Data records:
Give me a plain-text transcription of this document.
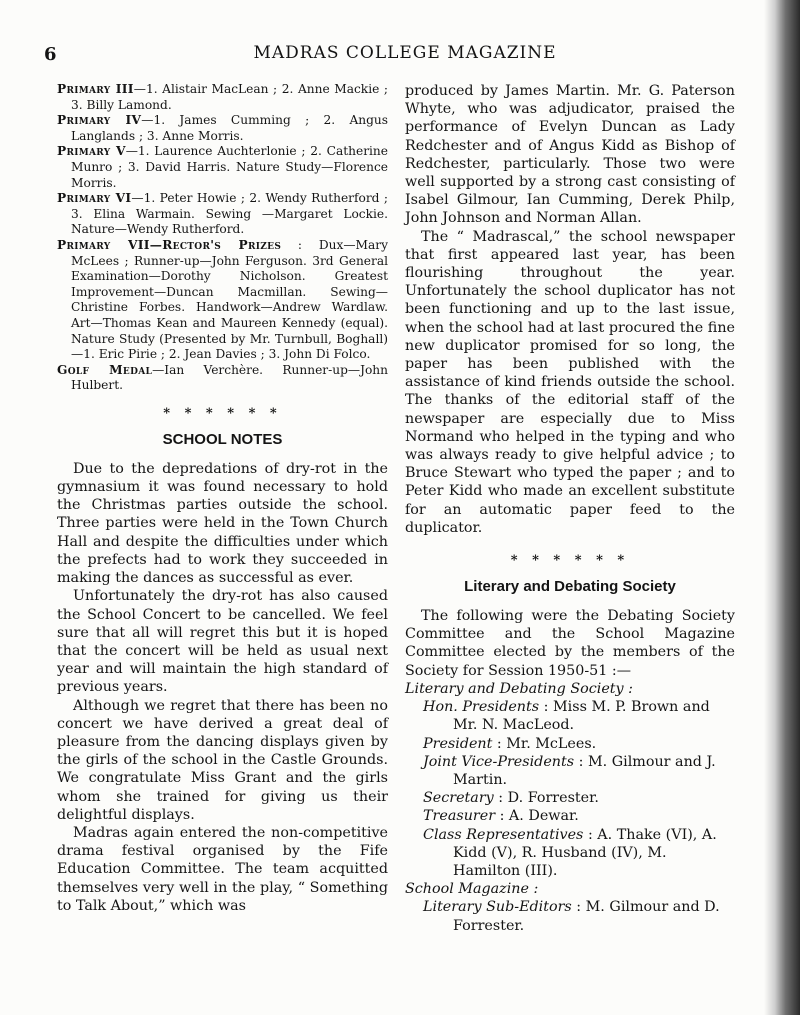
6	MADRAS COLLEGE MAGAZINE

Primary III—1. Alistair MacLean ; 2. Anne Mackie ; 3. Billy Lamond.

Primary IV—1. James Cumming ; 2. Angus Langlands ; 3. Anne Morris.

Primary V—1. Laurence Auchterlonie ; 2. Catherine Munro ; 3. David Harris. Nature Study—Florence Morris.

Primary VI—1. Peter Howie ; 2. Wendy Rutherford ; 3. Elina Warmain. Sewing —Margaret Lockie. Nature—Wendy Rutherford.

Primary VII—Rector's Prizes : Dux—Mary McLees ; Runner-up—John Ferguson. 3rd General Examination—Dorothy Nicholson. Greatest Improvement—Duncan Macmillan. Sewing—Christine Forbes. Handwork—Andrew Wardlaw. Art—Thomas Kean and Maureen Kennedy (equal). Nature Study (Presented by Mr. Turnbull, Boghall)—1. Eric Pirie ; 2. Jean Davies ; 3. John Di Folco.

Golf Medal—Ian Verchère. Runner-up—John Hulbert.

* * * * * *
SCHOOL NOTES

Due to the depredations of dry-rot in the gymnasium it was found necessary to hold the Christmas parties outside the school. Three parties were held in the Town Church Hall and despite the difficulties under which the prefects had to work they succeeded in making the dances as successful as ever.

Unfortunately the dry-rot has also caused the School Concert to be cancelled. We feel sure that all will regret this but it is hoped that the concert will be held as usual next year and will maintain the high standard of previous years.

Although we regret that there has been no concert we have derived a great deal of pleasure from the dancing displays given by the girls of the school in the Castle Grounds. We congratulate Miss Grant and the girls whom she trained for giving us their delightful displays.

Madras again entered the non-competitive drama festival organised by the Fife Education Committee. The team acquitted themselves very well in the play, “ Something to Talk About,” which was

produced by James Martin. Mr. G. Paterson Whyte, who was adjudicator, praised the performance of Evelyn Duncan as Lady Redchester and of Angus Kidd as Bishop of Redchester, particularly. Those two were well supported by a strong cast consisting of Isabel Gilmour, Ian Cumming, Derek Philp, John Johnson and Norman Allan.

The “ Madrascal,” the school newspaper that first appeared last year, has been flourishing throughout the year. Unfortunately the school duplicator has not been functioning and up to the last issue, when the school had at last procured the fine new duplicator promised for so long, the paper has been published with the assistance of kind friends outside the school. The thanks of the editorial staff of the newspaper are especially due to Miss Normand who helped in the typing and who was always ready to give helpful advice ; to Bruce Stewart who typed the paper ; and to Peter Kidd who made an excellent substitute for an automatic paper feed to the duplicator.

* * * * * *
Literary and Debating Society

The following were the Debating Society Committee and the School Magazine Committee elected by the members of the Society for Session 1950-51 :—

Literary and Debating Society :
Hon. Presidents : Miss M. P. Brown and Mr. N. MacLeod.
President : Mr. McLees.
Joint Vice-Presidents : M. Gilmour and J. Martin.
Secretary : D. Forrester.
Treasurer : A. Dewar.
Class Representatives : A. Thake (VI), A. Kidd (V), R. Husband (IV), M. Hamilton (III).
School Magazine :
Literary Sub-Editors : M. Gilmour and D. Forrester.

# Exercise objective
Return the full material word for word. Do not include the pictures.

# Written response
Give me a plain-text transcription of this document.
6	MADRAS COLLEGE MAGAZINE

Primary III—1. Alistair MacLean ; 2. Anne Mackie ; 3. Billy Lamond.

Primary IV—1. James Cumming ; 2. Angus Langlands ; 3. Anne Morris.

Primary V—1. Laurence Auchterlonie ; 2. Catherine Munro ; 3. David Harris. Nature Study—Florence Morris.

Primary VI—1. Peter Howie ; 2. Wendy Rutherford ; 3. Elina Warmain. Sewing —Margaret Lockie. Nature—Wendy Rutherford.

Primary VII—Rector's Prizes : Dux—Mary McLees ; Runner-up—John Ferguson. 3rd General Examination—Dorothy Nicholson. Greatest Improvement—Duncan Macmillan. Sewing—Christine Forbes. Handwork—Andrew Wardlaw. Art—Thomas Kean and Maureen Kennedy (equal). Nature Study (Presented by Mr. Turnbull, Boghall)—1. Eric Pirie ; 2. Jean Davies ; 3. John Di Folco.

Golf Medal—Ian Verchère. Runner-up—John Hulbert.

* * * * * *
SCHOOL NOTES

Due to the depredations of dry-rot in the gymnasium it was found necessary to hold the Christmas parties outside the school. Three parties were held in the Town Church Hall and despite the difficulties under which the prefects had to work they succeeded in making the dances as successful as ever.

Unfortunately the dry-rot has also caused the School Concert to be cancelled. We feel sure that all will regret this but it is hoped that the concert will be held as usual next year and will maintain the high standard of previous years.

Although we regret that there has been no concert we have derived a great deal of pleasure from the dancing displays given by the girls of the school in the Castle Grounds. We congratulate Miss Grant and the girls whom she trained for giving us their delightful displays.

Madras again entered the non-competitive drama festival organised by the Fife Education Committee. The team acquitted themselves very well in the play, “ Something to Talk About,” which was

produced by James Martin. Mr. G. Paterson Whyte, who was adjudicator, praised the performance of Evelyn Duncan as Lady Redchester and of Angus Kidd as Bishop of Redchester, particularly. Those two were well supported by a strong cast consisting of Isabel Gilmour, Ian Cumming, Derek Philp, John Johnson and Norman Allan.

The “ Madrascal,” the school newspaper that first appeared last year, has been flourishing throughout the year. Unfortunately the school duplicator has not been functioning and up to the last issue, when the school had at last procured the fine new duplicator promised for so long, the paper has been published with the assistance of kind friends outside the school. The thanks of the editorial staff of the newspaper are especially due to Miss Normand who helped in the typing and who was always ready to give helpful advice ; to Bruce Stewart who typed the paper ; and to Peter Kidd who made an excellent substitute for an automatic paper feed to the duplicator.

* * * * * *
Literary and Debating Society

The following were the Debating Society Committee and the School Magazine Committee elected by the members of the Society for Session 1950-51 :—

Literary and Debating Society :
Hon. Presidents : Miss M. P. Brown and Mr. N. MacLeod.
President : Mr. McLees.
Joint Vice-Presidents : M. Gilmour and J. Martin.
Secretary : D. Forrester.
Treasurer : A. Dewar.
Class Representatives : A. Thake (VI), A. Kidd (V), R. Husband (IV), M. Hamilton (III).
School Magazine :
Literary Sub-Editors : M. Gilmour and D. Forrester.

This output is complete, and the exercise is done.